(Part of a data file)
::::::

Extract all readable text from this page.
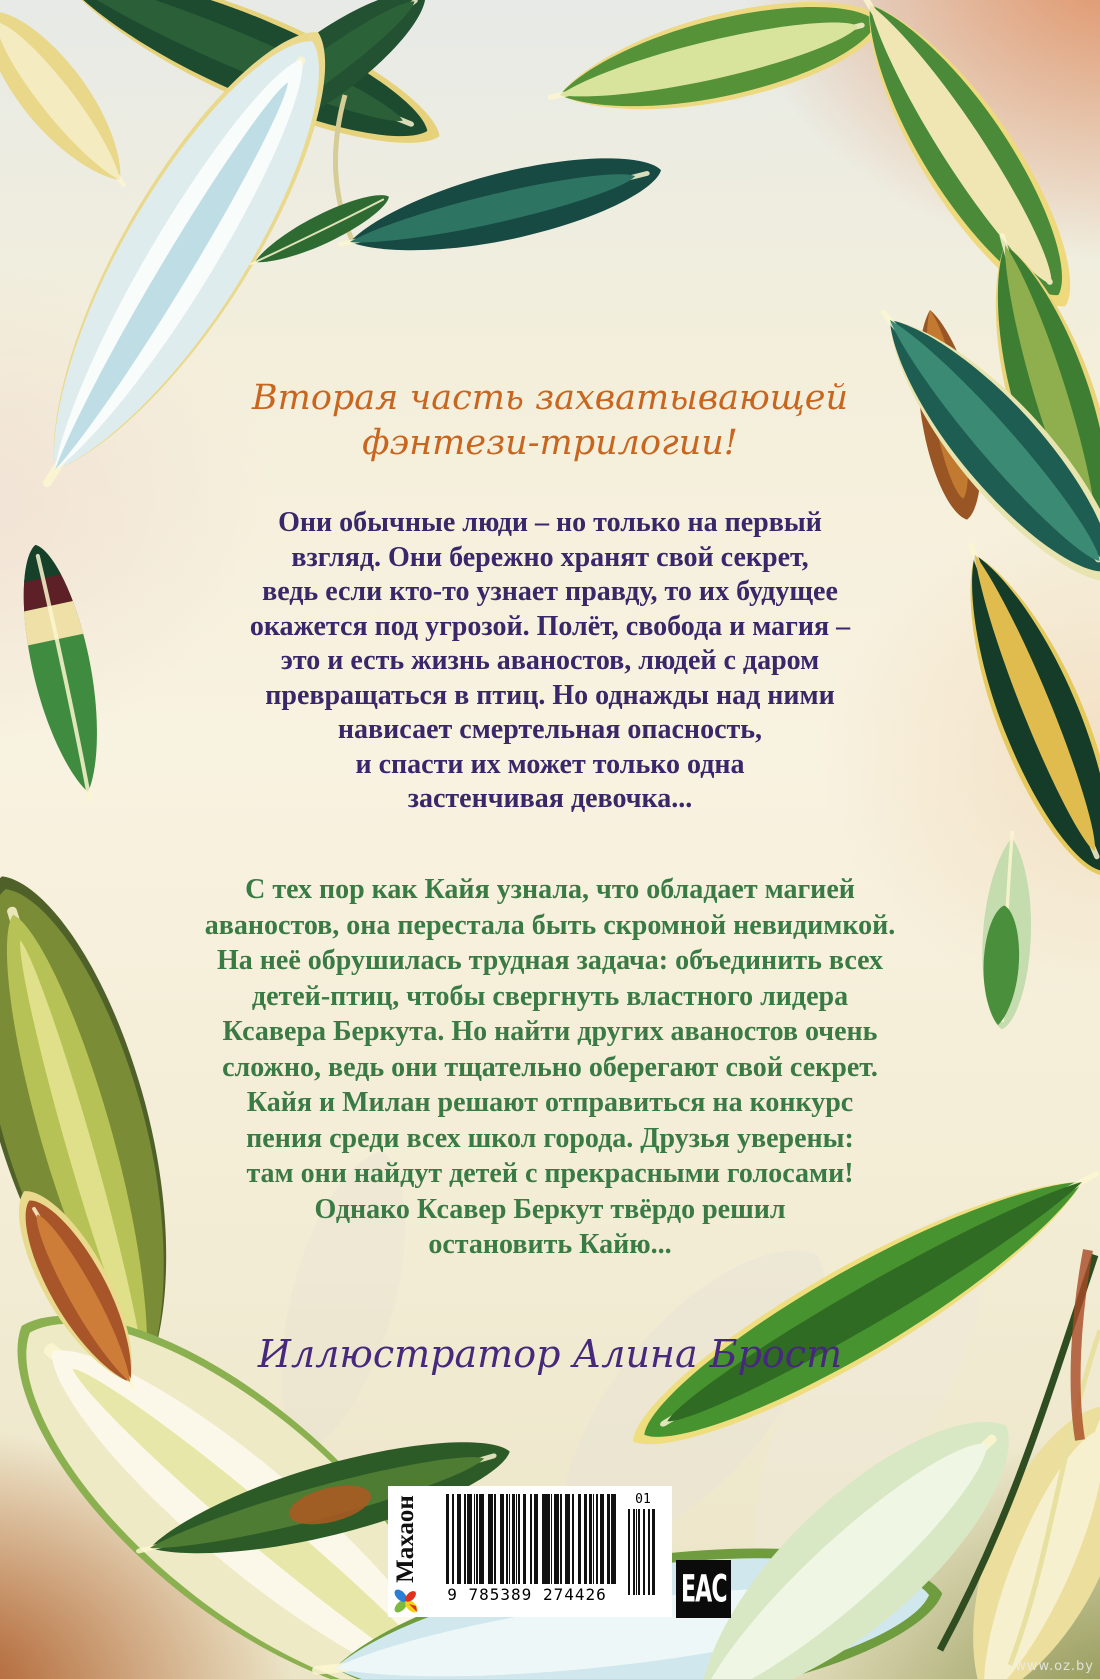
Вторая часть захватывающей
фэнтези-трилогии!
Они обычные люди – но только на первый
взгляд. Они бережно хранят свой секрет,
ведь если кто-то узнает правду, то их будущее
окажется под угрозой. Полёт, свобода и магия –
это и есть жизнь аваностов, людей с даром
превращаться в птиц. Но однажды над ними
нависает смертельная опасность,
и спасти их может только одна
застенчивая девочка...
С тех пор как Кайя узнала, что обладает магией
аваностов, она перестала быть скромной невидимкой.
На неё обрушилась трудная задача: объединить всех
детей-птиц, чтобы свергнуть властного лидера
Ксавера Беркута. Но найти других аваностов очень
сложно, ведь они тщательно оберегают свой секрет.
Кайя и Милан решают отправиться на конкурс
пения среди всех школ города. Друзья уверены:
там они найдут детей с прекрасными голосами!
Однако Ксавер Беркут твёрдо решил
остановить Кайю...
Иллюстратор Алина Брост
Махаон
9 785389 274426
01
ЕАС
www.oz.by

::::::

Exercise prompt >> From the listing, copy each line containing the word "Кайя".

Exercise solution >>
С тех пор как Кайя узнала, что обладает магией
Кайя и Милан решают отправиться на конкурс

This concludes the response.